Aim: Reproduce all lines of the listing below in which the word "mean" occurs.

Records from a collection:
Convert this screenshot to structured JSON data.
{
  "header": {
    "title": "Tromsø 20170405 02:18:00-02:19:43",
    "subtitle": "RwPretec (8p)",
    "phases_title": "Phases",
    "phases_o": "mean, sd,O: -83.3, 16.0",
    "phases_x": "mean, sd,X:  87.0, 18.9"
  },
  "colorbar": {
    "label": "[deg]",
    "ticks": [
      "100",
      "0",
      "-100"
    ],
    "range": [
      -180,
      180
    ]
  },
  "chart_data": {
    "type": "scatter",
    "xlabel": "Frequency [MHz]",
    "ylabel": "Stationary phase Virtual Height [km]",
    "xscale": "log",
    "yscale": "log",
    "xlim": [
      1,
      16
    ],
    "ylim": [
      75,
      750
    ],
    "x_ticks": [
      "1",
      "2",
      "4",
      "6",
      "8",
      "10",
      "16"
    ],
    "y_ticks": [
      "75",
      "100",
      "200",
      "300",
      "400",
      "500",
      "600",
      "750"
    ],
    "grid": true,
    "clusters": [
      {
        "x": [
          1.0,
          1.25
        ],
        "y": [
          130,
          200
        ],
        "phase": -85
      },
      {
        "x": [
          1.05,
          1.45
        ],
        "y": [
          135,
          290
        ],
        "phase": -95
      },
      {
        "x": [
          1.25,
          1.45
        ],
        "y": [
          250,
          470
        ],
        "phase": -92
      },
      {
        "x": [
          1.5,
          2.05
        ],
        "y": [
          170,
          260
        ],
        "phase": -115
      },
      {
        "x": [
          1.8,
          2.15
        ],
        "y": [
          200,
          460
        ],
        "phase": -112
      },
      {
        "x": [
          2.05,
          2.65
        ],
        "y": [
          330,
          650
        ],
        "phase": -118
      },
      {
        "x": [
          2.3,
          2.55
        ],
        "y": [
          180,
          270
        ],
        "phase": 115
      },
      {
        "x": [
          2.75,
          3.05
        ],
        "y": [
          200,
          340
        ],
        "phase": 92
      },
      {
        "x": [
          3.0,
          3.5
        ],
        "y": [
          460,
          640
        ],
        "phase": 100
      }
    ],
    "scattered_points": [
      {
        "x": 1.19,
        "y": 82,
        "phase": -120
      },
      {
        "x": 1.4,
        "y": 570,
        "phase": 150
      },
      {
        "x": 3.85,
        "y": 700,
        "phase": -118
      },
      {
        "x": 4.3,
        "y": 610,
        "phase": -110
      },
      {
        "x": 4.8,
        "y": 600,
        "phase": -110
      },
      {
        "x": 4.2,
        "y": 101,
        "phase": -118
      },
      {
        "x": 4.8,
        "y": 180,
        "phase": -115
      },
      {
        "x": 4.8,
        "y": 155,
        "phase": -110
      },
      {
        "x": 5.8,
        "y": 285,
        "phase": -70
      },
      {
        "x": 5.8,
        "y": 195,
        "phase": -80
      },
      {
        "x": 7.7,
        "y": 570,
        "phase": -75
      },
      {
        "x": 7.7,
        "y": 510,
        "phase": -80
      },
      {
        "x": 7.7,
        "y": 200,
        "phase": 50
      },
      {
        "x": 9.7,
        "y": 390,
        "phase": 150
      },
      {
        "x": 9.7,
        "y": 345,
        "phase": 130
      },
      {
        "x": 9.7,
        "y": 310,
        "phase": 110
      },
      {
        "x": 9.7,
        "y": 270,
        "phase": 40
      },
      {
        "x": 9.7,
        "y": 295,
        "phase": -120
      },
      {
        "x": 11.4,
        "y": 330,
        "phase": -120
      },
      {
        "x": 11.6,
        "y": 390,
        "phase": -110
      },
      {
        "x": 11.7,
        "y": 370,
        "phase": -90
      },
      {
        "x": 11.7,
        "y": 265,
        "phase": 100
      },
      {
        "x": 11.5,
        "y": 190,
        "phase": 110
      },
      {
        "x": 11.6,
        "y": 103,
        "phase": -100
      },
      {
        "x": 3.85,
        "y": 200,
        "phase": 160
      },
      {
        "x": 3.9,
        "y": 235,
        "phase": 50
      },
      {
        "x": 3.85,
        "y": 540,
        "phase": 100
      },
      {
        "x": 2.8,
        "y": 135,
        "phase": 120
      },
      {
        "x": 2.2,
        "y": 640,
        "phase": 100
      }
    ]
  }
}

Answer in full:
    "phases_o": "mean, sd,O: -83.3, 16.0",
    "phases_x": "mean, sd,X:  87.0, 18.9"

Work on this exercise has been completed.